## [Supplied text]
--------------------
Arctic Indigenous Peoples Strengthen Arctic Governance

Remarks by Sara Olsvig during Panel 1 - "Arctic Governance Organizations Promoting Cooperation"

The first Arctic Peoples’ Conference was held in Copenhagen, Denmark, in 1973. Here Indigenous Peoples of Canada, Greenland, and the three Nordic countries Norway, Sweden, and Finland gathered in Copenhagen, for what became a historic event, forging decades of coordinated advocacy and cooperation continuously evolving thereafter. The conference agreed on two resolutions; one calling for the recognition of Arctic Indigenous Peoples’ “rights as peoples entitled to the dignity of self-fulfillment and realization,” that there “must not be any displacement or interference with [those] rights by governments and/or industry, [or] any disturbance to [their] lands,” and that in any crucial negotiations they expected “participation in a position of full equality.” The conference participants furthermore proposed “to form a Circumpolar Body of Indigenous Peoples to pursue and advance our shared and collective interests. We emphasize that we are profoundly concerned about protecting now the interests of succeeding generations of our peoples.”

Since then, the cooperation was extended throughout the Arctic, and beyond. The contact established in 1973 became invaluable in international and regional developments, as a 1975 international Indigenous Peoples’ conference that followed resulted in the establishment of the World Council of Indigenous Peoples. Furthermore, the 1973 gathering also resulted in Arctic Indigenous Peoples being ready to directly take part as soon as the more established UN processes to negotiation the status and rights of Indigenous Peoples began.

Throughout the processes, Arctic Indigenous Peoples contributed with worldviews, perspectives, and knowledge different from that put on the table in the predominantly Westphalian governance-driven systems, and that has been a clear strength and incentive for Arctic Indigenous Peoples to continue insisting on connectivity, unity, and recognition as peoples living across borders being recognized by state governments. When the Inuit Circumpolar Council (ICC) was established in 1977, a call for the Soviet Union to allow for Russian Inuit to join the pan-Inuit organization was tabled. In 1992, after the end of the Cold War, ICC Chukotka became a formal and equal member of the Inuit organization. In the years before ICC Chukotka’s participation, empty seats at the tables demonstrated the continued principle put forward by Inuit in Alaska, Canada, and Greenland, in insisting on being seen as one people, living across state borders in four very different jurisdictions. Before the end of the Cold War, delegations of Inuit leadership from Alaska, Canada, and Greenland traveled to Moscow to advocate for the contact and cooperation to be established, and delegations of Chukotka Inuit gradually started attending ICC gatherings through the 1980s.
--------------------
## [What you will do]
**A)** Can you condense the paragraph of the Arctic governance remarks that begins "Since then, the cooperation" into two or three sentences, keeping its main facts?
**B)** Would you reproduce the passage of the Arctic governance remarks that starts at "Since then, the" and ends after "Indigenous Peoples began."?
The material is separate from the Arctic governance remarks.

## [Material provided]
--------------------
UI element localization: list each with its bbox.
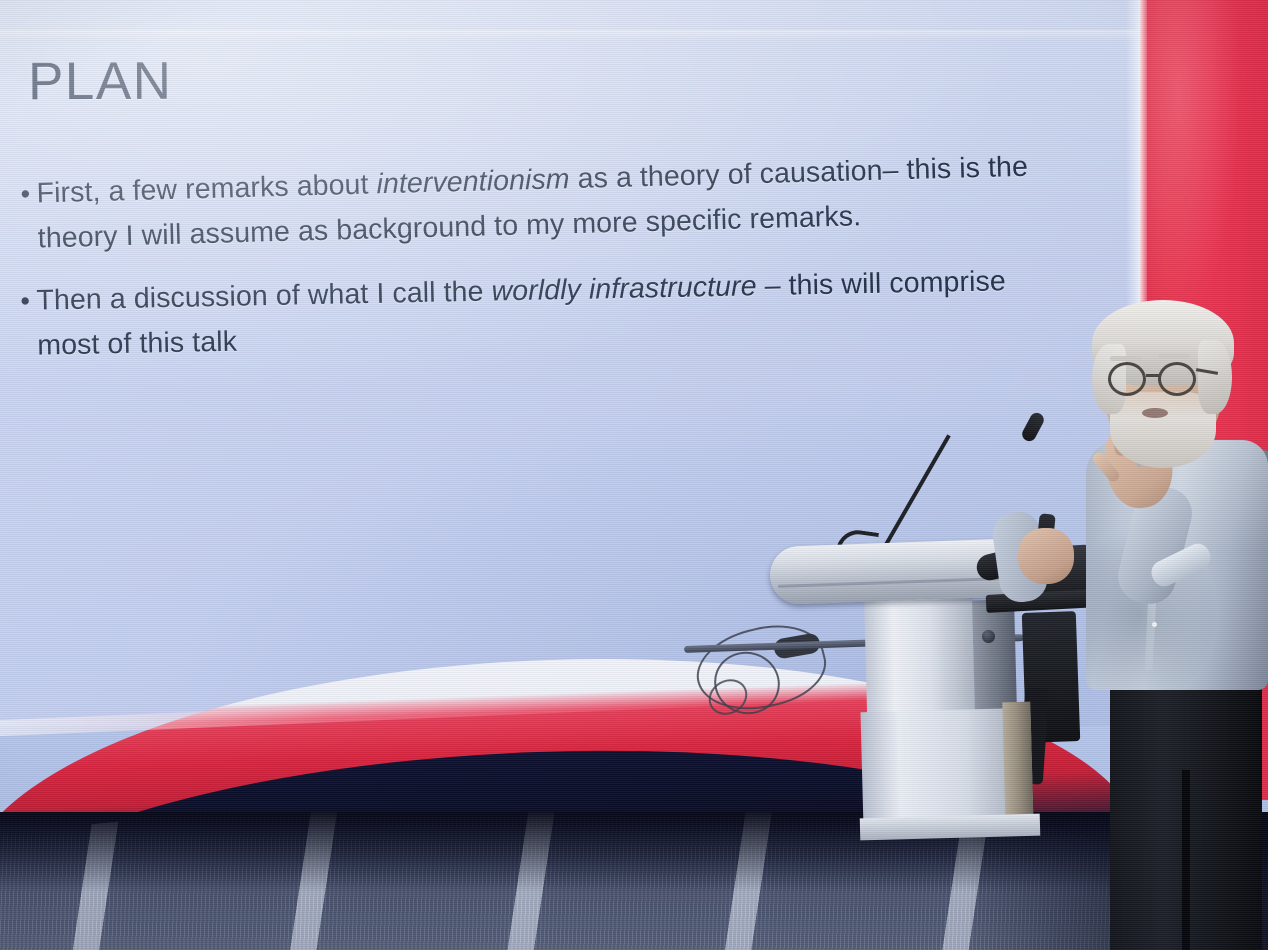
--------------------
## [Results for the exercise]
**A)** The cooperation begun in 1973 spread across the Arctic and beyond. The contact made then proved invaluable: a 1975 international Indigenous Peoples' conference led to the founding of the World Council of Indigenous Peoples. The 1973 gathering also left Arctic Indigenous Peoples ready to take part directly once the UN processes on Indigenous Peoples' status and rights began.

**B)**
Since then, the cooperation was extended throughout the Arctic, and beyond. The contact established in 1973 became invaluable in international and regional developments, as a 1975 international Indigenous Peoples’ conference that followed resulted in the establishment of the World Council of Indigenous Peoples. Furthermore, the 1973 gathering also resulted in Arctic Indigenous Peoples being ready to directly take part as soon as the more established UN processes to negotiation the status and rights of Indigenous Peoples began.